Exercise brief:
Your task is to output the entries below word for word.

Information shown:
•••••

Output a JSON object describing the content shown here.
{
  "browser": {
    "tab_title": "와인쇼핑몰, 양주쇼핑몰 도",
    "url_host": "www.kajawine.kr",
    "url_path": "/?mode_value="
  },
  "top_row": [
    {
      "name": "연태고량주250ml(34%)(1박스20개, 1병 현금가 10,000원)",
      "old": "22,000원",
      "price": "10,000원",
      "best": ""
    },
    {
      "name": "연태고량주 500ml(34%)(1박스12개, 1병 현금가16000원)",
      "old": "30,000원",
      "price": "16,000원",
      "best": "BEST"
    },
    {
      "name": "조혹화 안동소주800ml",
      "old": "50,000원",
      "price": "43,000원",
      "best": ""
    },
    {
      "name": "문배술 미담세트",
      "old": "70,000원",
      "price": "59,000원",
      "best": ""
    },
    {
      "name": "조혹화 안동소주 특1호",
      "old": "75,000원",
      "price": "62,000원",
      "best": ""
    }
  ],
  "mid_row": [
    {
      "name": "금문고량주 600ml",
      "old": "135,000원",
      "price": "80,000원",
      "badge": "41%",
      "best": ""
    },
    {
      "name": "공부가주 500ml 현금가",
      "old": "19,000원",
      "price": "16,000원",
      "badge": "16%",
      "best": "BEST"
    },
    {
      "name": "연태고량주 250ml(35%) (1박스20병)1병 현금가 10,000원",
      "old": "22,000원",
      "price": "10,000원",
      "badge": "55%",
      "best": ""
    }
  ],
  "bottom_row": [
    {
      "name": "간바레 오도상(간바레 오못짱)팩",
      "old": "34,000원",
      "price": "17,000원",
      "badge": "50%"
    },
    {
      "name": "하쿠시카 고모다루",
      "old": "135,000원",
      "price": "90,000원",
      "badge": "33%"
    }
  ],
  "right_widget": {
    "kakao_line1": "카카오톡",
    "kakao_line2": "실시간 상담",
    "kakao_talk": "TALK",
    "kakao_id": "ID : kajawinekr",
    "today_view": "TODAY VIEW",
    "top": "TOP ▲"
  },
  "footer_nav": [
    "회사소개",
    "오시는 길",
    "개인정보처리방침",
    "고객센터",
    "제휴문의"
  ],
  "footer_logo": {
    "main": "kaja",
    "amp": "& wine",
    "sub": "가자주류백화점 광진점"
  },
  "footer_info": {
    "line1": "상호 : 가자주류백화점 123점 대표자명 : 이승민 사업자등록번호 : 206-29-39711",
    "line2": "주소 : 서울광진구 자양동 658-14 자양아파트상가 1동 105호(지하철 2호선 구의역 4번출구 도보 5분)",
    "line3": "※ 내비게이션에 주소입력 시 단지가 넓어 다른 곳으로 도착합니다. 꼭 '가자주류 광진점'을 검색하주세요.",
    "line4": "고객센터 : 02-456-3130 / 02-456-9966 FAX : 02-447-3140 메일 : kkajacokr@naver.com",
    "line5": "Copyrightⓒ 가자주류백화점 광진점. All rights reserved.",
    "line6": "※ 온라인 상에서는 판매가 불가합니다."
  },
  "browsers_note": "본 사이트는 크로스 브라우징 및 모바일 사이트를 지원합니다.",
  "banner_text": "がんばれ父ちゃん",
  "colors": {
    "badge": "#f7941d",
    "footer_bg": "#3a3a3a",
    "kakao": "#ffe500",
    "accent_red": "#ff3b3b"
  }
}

•••••

Response to the exercise:
Output a JSON object describing the content shown here.
{
  "browser": {
    "tab_title": "와인쇼핑몰, 양주쇼핑몰 도",
    "url_host": "www.kajawine.kr",
    "url_path": "/?mode_value="
  },
  "top_row": [
    {
      "name": "연태고량주250ml(34%)(1박스20개, 1병 현금가 10,000원)",
      "old": "22,000원",
      "price": "10,000원",
      "best": ""
    },
    {
      "name": "연태고량주 500ml(34%)(1박스12개, 1병 현금가16000원)",
      "old": "30,000원",
      "price": "16,000원",
      "best": "BEST"
    },
    {
      "name": "조혹화 안동소주800ml",
      "old": "50,000원",
      "price": "43,000원",
      "best": ""
    },
    {
      "name": "문배술 미담세트",
      "old": "70,000원",
      "price": "59,000원",
      "best": ""
    },
    {
      "name": "조혹화 안동소주 특1호",
      "old": "75,000원",
      "price": "62,000원",
      "best": ""
    }
  ],
  "mid_row": [
    {
      "name": "금문고량주 600ml",
      "old": "135,000원",
      "price": "80,000원",
      "badge": "41%",
      "best": ""
    },
    {
      "name": "공부가주 500ml 현금가",
      "old": "19,000원",
      "price": "16,000원",
      "badge": "16%",
      "best": "BEST"
    },
    {
      "name": "연태고량주 250ml(35%) (1박스20병)1병 현금가 10,000원",
      "old": "22,000원",
      "price": "10,000원",
      "badge": "55%",
      "best": ""
    }
  ],
  "bottom_row": [
    {
      "name": "간바레 오도상(간바레 오못짱)팩",
      "old": "34,000원",
      "price": "17,000원",
      "badge": "50%"
    },
    {
      "name": "하쿠시카 고모다루",
      "old": "135,000원",
      "price": "90,000원",
      "badge": "33%"
    }
  ],
  "right_widget": {
    "kakao_line1": "카카오톡",
    "kakao_line2": "실시간 상담",
    "kakao_talk": "TALK",
    "kakao_id": "ID : kajawinekr",
    "today_view": "TODAY VIEW",
    "top": "TOP ▲"
  },
  "footer_nav": [
    "회사소개",
    "오시는 길",
    "개인정보처리방침",
    "고객센터",
    "제휴문의"
  ],
  "footer_logo": {
    "main": "kaja",
    "amp": "& wine",
    "sub": "가자주류백화점 광진점"
  },
  "footer_info": {
    "line1": "상호 : 가자주류백화점 123점 대표자명 : 이승민 사업자등록번호 : 206-29-39711",
    "line2": "주소 : 서울광진구 자양동 658-14 자양아파트상가 1동 105호(지하철 2호선 구의역 4번출구 도보 5분)",
    "line3": "※ 내비게이션에 주소입력 시 단지가 넓어 다른 곳으로 도착합니다. 꼭 '가자주류 광진점'을 검색하주세요.",
    "line4": "고객센터 : 02-456-3130 / 02-456-9966 FAX : 02-447-3140 메일 : kkajacokr@naver.com",
    "line5": "Copyrightⓒ 가자주류백화점 광진점. All rights reserved.",
    "line6": "※ 온라인 상에서는 판매가 불가합니다."
  },
  "browsers_note": "본 사이트는 크로스 브라우징 및 모바일 사이트를 지원합니다.",
  "banner_text": "がんばれ父ちゃん",
  "colors": {
    "badge": "#f7941d",
    "footer_bg": "#3a3a3a",
    "kakao": "#ffe500",
    "accent_red": "#ff3b3b"
  }
}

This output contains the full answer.